Input material -
--- START ---

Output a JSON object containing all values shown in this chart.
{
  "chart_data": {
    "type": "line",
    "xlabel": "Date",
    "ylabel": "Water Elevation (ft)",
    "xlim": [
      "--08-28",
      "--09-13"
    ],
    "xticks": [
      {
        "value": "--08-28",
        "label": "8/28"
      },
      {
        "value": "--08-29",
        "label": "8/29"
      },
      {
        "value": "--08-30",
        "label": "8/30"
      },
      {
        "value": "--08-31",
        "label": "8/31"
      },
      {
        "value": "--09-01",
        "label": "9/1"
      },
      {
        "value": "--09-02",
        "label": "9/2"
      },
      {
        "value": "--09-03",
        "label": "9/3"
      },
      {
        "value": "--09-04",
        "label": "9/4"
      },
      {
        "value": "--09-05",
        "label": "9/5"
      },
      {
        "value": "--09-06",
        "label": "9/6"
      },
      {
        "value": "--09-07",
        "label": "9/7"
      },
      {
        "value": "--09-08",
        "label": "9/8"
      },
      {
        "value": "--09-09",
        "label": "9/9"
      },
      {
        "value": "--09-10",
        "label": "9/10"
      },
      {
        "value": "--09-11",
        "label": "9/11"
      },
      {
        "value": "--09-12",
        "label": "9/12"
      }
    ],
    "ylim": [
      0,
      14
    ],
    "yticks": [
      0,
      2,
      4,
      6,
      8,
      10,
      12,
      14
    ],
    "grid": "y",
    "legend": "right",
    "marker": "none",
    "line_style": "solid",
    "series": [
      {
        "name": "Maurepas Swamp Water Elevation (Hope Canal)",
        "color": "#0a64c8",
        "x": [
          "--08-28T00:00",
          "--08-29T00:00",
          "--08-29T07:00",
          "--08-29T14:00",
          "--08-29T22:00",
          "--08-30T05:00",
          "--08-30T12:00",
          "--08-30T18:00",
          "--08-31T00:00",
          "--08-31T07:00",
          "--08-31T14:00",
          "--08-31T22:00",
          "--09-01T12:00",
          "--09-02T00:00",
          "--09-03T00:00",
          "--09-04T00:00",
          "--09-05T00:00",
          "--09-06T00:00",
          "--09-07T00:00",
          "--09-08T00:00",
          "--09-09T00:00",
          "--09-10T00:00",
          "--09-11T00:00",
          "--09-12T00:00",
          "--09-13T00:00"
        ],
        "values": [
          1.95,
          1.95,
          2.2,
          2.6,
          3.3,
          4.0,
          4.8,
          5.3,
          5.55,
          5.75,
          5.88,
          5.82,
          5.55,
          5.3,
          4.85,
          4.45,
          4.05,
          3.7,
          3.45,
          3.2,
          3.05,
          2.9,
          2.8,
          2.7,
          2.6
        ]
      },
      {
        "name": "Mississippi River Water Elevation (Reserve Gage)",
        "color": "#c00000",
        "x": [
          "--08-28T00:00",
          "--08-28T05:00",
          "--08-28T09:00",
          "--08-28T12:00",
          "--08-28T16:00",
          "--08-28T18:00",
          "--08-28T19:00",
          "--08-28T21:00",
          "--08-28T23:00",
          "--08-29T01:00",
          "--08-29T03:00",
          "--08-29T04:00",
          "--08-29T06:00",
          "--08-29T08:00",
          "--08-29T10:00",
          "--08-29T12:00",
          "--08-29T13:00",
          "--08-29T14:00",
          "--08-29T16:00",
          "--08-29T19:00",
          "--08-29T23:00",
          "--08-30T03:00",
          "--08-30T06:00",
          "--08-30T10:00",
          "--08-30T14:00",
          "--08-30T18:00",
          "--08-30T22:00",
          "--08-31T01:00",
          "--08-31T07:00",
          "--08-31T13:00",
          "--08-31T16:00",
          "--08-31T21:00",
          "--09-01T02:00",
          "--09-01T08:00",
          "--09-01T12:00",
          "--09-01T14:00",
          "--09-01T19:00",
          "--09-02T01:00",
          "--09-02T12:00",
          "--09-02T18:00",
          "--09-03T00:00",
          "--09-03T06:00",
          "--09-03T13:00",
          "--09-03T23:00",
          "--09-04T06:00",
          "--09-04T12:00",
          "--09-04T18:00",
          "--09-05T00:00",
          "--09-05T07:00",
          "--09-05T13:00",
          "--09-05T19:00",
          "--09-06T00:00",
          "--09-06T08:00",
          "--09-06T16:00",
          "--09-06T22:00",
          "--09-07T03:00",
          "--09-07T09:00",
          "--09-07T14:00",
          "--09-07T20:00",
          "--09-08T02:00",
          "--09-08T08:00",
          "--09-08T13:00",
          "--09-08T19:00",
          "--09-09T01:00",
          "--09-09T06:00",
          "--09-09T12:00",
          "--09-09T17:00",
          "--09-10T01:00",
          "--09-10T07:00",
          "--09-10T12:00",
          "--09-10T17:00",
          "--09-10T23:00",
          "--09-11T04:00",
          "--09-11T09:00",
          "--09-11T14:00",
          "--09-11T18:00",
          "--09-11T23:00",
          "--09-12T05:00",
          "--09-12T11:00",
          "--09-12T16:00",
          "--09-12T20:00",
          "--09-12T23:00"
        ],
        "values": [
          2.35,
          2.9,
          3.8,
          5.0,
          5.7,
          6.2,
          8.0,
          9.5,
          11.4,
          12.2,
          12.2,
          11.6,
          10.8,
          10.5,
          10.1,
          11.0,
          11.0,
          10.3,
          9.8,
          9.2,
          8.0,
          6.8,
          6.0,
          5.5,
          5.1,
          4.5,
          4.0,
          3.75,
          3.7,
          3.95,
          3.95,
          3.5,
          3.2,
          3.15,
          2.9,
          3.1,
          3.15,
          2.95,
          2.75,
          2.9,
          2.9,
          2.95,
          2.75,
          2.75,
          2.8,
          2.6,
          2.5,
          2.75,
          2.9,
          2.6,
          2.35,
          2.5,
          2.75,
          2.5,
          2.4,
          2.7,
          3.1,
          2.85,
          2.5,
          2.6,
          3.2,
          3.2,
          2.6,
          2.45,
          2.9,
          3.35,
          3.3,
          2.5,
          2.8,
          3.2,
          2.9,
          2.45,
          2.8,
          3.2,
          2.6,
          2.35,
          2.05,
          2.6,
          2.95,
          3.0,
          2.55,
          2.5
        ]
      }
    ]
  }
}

--- END ---

Task to carry out - Go through the entries and repeat each one exactly.

Full solution -
Output a JSON object containing all values shown in this chart.
{
  "chart_data": {
    "type": "line",
    "xlabel": "Date",
    "ylabel": "Water Elevation (ft)",
    "xlim": [
      "--08-28",
      "--09-13"
    ],
    "xticks": [
      {
        "value": "--08-28",
        "label": "8/28"
      },
      {
        "value": "--08-29",
        "label": "8/29"
      },
      {
        "value": "--08-30",
        "label": "8/30"
      },
      {
        "value": "--08-31",
        "label": "8/31"
      },
      {
        "value": "--09-01",
        "label": "9/1"
      },
      {
        "value": "--09-02",
        "label": "9/2"
      },
      {
        "value": "--09-03",
        "label": "9/3"
      },
      {
        "value": "--09-04",
        "label": "9/4"
      },
      {
        "value": "--09-05",
        "label": "9/5"
      },
      {
        "value": "--09-06",
        "label": "9/6"
      },
      {
        "value": "--09-07",
        "label": "9/7"
      },
      {
        "value": "--09-08",
        "label": "9/8"
      },
      {
        "value": "--09-09",
        "label": "9/9"
      },
      {
        "value": "--09-10",
        "label": "9/10"
      },
      {
        "value": "--09-11",
        "label": "9/11"
      },
      {
        "value": "--09-12",
        "label": "9/12"
      }
    ],
    "ylim": [
      0,
      14
    ],
    "yticks": [
      0,
      2,
      4,
      6,
      8,
      10,
      12,
      14
    ],
    "grid": "y",
    "legend": "right",
    "marker": "none",
    "line_style": "solid",
    "series": [
      {
        "name": "Maurepas Swamp Water Elevation (Hope Canal)",
        "color": "#0a64c8",
        "x": [
          "--08-28T00:00",
          "--08-29T00:00",
          "--08-29T07:00",
          "--08-29T14:00",
          "--08-29T22:00",
          "--08-30T05:00",
          "--08-30T12:00",
          "--08-30T18:00",
          "--08-31T00:00",
          "--08-31T07:00",
          "--08-31T14:00",
          "--08-31T22:00",
          "--09-01T12:00",
          "--09-02T00:00",
          "--09-03T00:00",
          "--09-04T00:00",
          "--09-05T00:00",
          "--09-06T00:00",
          "--09-07T00:00",
          "--09-08T00:00",
          "--09-09T00:00",
          "--09-10T00:00",
          "--09-11T00:00",
          "--09-12T00:00",
          "--09-13T00:00"
        ],
        "values": [
          1.95,
          1.95,
          2.2,
          2.6,
          3.3,
          4.0,
          4.8,
          5.3,
          5.55,
          5.75,
          5.88,
          5.82,
          5.55,
          5.3,
          4.85,
          4.45,
          4.05,
          3.7,
          3.45,
          3.2,
          3.05,
          2.9,
          2.8,
          2.7,
          2.6
        ]
      },
      {
        "name": "Mississippi River Water Elevation (Reserve Gage)",
        "color": "#c00000",
        "x": [
          "--08-28T00:00",
          "--08-28T05:00",
          "--08-28T09:00",
          "--08-28T12:00",
          "--08-28T16:00",
          "--08-28T18:00",
          "--08-28T19:00",
          "--08-28T21:00",
          "--08-28T23:00",
          "--08-29T01:00",
          "--08-29T03:00",
          "--08-29T04:00",
          "--08-29T06:00",
          "--08-29T08:00",
          "--08-29T10:00",
          "--08-29T12:00",
          "--08-29T13:00",
          "--08-29T14:00",
          "--08-29T16:00",
          "--08-29T19:00",
          "--08-29T23:00",
          "--08-30T03:00",
          "--08-30T06:00",
          "--08-30T10:00",
          "--08-30T14:00",
          "--08-30T18:00",
          "--08-30T22:00",
          "--08-31T01:00",
          "--08-31T07:00",
          "--08-31T13:00",
          "--08-31T16:00",
          "--08-31T21:00",
          "--09-01T02:00",
          "--09-01T08:00",
          "--09-01T12:00",
          "--09-01T14:00",
          "--09-01T19:00",
          "--09-02T01:00",
          "--09-02T12:00",
          "--09-02T18:00",
          "--09-03T00:00",
          "--09-03T06:00",
          "--09-03T13:00",
          "--09-03T23:00",
          "--09-04T06:00",
          "--09-04T12:00",
          "--09-04T18:00",
          "--09-05T00:00",
          "--09-05T07:00",
          "--09-05T13:00",
          "--09-05T19:00",
          "--09-06T00:00",
          "--09-06T08:00",
          "--09-06T16:00",
          "--09-06T22:00",
          "--09-07T03:00",
          "--09-07T09:00",
          "--09-07T14:00",
          "--09-07T20:00",
          "--09-08T02:00",
          "--09-08T08:00",
          "--09-08T13:00",
          "--09-08T19:00",
          "--09-09T01:00",
          "--09-09T06:00",
          "--09-09T12:00",
          "--09-09T17:00",
          "--09-10T01:00",
          "--09-10T07:00",
          "--09-10T12:00",
          "--09-10T17:00",
          "--09-10T23:00",
          "--09-11T04:00",
          "--09-11T09:00",
          "--09-11T14:00",
          "--09-11T18:00",
          "--09-11T23:00",
          "--09-12T05:00",
          "--09-12T11:00",
          "--09-12T16:00",
          "--09-12T20:00",
          "--09-12T23:00"
        ],
        "values": [
          2.35,
          2.9,
          3.8,
          5.0,
          5.7,
          6.2,
          8.0,
          9.5,
          11.4,
          12.2,
          12.2,
          11.6,
          10.8,
          10.5,
          10.1,
          11.0,
          11.0,
          10.3,
          9.8,
          9.2,
          8.0,
          6.8,
          6.0,
          5.5,
          5.1,
          4.5,
          4.0,
          3.75,
          3.7,
          3.95,
          3.95,
          3.5,
          3.2,
          3.15,
          2.9,
          3.1,
          3.15,
          2.95,
          2.75,
          2.9,
          2.9,
          2.95,
          2.75,
          2.75,
          2.8,
          2.6,
          2.5,
          2.75,
          2.9,
          2.6,
          2.35,
          2.5,
          2.75,
          2.5,
          2.4,
          2.7,
          3.1,
          2.85,
          2.5,
          2.6,
          3.2,
          3.2,
          2.6,
          2.45,
          2.9,
          3.35,
          3.3,
          2.5,
          2.8,
          3.2,
          2.9,
          2.45,
          2.8,
          3.2,
          2.6,
          2.35,
          2.05,
          2.6,
          2.95,
          3.0,
          2.55,
          2.5
        ]
      }
    ]
  }
}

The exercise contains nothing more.